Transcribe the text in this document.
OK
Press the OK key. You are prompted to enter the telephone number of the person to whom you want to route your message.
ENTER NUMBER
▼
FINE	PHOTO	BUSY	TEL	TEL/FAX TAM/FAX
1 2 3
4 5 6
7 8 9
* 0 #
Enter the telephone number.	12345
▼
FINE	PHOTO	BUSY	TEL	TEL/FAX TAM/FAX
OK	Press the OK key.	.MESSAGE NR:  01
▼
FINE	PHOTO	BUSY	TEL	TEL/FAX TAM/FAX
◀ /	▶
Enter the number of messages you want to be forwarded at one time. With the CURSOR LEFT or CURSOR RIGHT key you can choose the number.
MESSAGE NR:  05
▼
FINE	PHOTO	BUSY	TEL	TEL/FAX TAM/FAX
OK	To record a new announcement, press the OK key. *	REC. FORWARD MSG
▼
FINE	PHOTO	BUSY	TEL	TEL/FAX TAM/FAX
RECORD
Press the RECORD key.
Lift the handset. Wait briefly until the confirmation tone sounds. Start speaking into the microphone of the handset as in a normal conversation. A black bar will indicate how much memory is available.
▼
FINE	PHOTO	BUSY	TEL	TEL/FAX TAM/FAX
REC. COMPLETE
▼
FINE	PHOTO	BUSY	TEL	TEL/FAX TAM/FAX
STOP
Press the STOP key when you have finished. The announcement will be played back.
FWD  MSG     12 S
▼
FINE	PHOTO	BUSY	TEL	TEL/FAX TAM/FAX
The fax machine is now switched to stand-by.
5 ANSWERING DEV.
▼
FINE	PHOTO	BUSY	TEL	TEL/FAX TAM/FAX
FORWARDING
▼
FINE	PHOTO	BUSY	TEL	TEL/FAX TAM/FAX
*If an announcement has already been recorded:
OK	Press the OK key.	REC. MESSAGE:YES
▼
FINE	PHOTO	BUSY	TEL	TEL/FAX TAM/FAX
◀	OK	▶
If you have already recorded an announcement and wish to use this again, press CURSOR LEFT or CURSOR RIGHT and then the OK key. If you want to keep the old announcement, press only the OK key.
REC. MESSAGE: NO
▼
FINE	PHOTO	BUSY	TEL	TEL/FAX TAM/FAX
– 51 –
#####
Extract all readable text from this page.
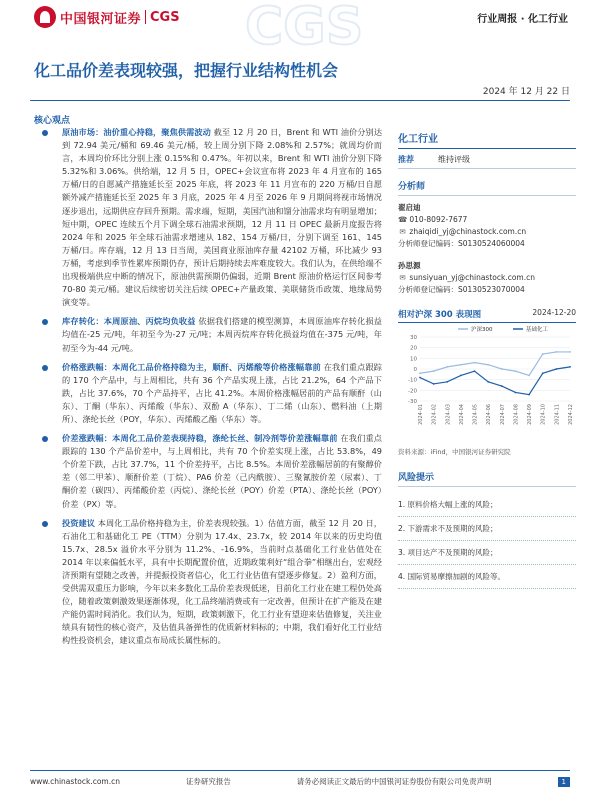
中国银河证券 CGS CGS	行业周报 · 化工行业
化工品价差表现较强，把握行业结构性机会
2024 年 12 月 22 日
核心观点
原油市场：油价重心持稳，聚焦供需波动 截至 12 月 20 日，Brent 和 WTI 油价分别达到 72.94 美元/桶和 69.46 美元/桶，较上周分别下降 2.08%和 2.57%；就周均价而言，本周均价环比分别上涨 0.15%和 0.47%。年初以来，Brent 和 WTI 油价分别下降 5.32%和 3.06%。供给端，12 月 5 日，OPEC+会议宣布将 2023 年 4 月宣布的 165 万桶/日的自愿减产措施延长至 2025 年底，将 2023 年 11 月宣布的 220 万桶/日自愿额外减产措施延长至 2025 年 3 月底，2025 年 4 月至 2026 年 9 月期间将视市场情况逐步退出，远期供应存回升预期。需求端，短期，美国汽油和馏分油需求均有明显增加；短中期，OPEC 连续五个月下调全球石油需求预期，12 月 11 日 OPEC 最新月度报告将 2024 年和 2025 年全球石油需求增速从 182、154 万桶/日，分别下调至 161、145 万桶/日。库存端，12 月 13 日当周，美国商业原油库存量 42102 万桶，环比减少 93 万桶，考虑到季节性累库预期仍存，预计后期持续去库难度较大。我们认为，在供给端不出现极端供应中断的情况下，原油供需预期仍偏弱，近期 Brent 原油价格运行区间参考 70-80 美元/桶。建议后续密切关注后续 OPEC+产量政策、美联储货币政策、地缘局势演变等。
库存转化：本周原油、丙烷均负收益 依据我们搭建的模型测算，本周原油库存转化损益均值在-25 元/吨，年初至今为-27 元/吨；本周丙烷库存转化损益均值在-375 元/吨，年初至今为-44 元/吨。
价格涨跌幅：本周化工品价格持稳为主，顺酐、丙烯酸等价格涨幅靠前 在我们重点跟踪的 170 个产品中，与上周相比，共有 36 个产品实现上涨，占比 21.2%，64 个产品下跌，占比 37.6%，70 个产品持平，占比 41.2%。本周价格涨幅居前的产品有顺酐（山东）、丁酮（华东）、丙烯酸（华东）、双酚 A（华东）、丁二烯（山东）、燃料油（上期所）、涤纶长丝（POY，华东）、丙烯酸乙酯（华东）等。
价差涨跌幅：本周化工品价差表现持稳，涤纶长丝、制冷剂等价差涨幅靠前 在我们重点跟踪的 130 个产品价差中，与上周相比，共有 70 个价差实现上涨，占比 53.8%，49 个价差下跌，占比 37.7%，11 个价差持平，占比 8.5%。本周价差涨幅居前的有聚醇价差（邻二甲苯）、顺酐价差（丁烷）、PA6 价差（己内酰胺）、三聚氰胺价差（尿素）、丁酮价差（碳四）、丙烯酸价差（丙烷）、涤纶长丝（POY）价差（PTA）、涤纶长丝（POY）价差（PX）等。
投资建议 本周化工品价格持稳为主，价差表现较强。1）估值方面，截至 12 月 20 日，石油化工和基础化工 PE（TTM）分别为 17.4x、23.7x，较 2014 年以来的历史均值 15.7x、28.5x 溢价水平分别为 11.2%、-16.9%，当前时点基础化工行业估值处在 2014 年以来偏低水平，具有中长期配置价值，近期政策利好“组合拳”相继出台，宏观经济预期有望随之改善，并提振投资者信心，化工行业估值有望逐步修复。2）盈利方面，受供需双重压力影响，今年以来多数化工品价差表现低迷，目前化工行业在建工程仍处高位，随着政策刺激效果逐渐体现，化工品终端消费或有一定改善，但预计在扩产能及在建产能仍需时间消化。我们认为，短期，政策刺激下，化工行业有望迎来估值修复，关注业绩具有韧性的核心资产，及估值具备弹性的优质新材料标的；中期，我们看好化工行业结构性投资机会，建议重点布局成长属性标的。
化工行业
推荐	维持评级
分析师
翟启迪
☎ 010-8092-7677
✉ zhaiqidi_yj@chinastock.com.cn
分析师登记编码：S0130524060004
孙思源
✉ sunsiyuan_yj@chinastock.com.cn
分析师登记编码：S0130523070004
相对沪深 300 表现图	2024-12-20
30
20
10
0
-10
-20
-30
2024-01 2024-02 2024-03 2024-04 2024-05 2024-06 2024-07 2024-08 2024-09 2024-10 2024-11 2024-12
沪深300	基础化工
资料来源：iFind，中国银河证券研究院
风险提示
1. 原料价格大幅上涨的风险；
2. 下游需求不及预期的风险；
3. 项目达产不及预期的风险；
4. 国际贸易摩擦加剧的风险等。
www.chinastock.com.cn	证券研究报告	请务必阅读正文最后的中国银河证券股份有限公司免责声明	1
#####
* [Goal]
From the records above, pick out and copy each line holding the word "recorded".

* [Answer to this task]
*If an announcement has already been recorded:
If you have already recorded an announcement and wish to use this again, press CURSOR LEFT or CURSOR RIGHT and then the OK key. If you want to keep the old announcement, press only the OK key.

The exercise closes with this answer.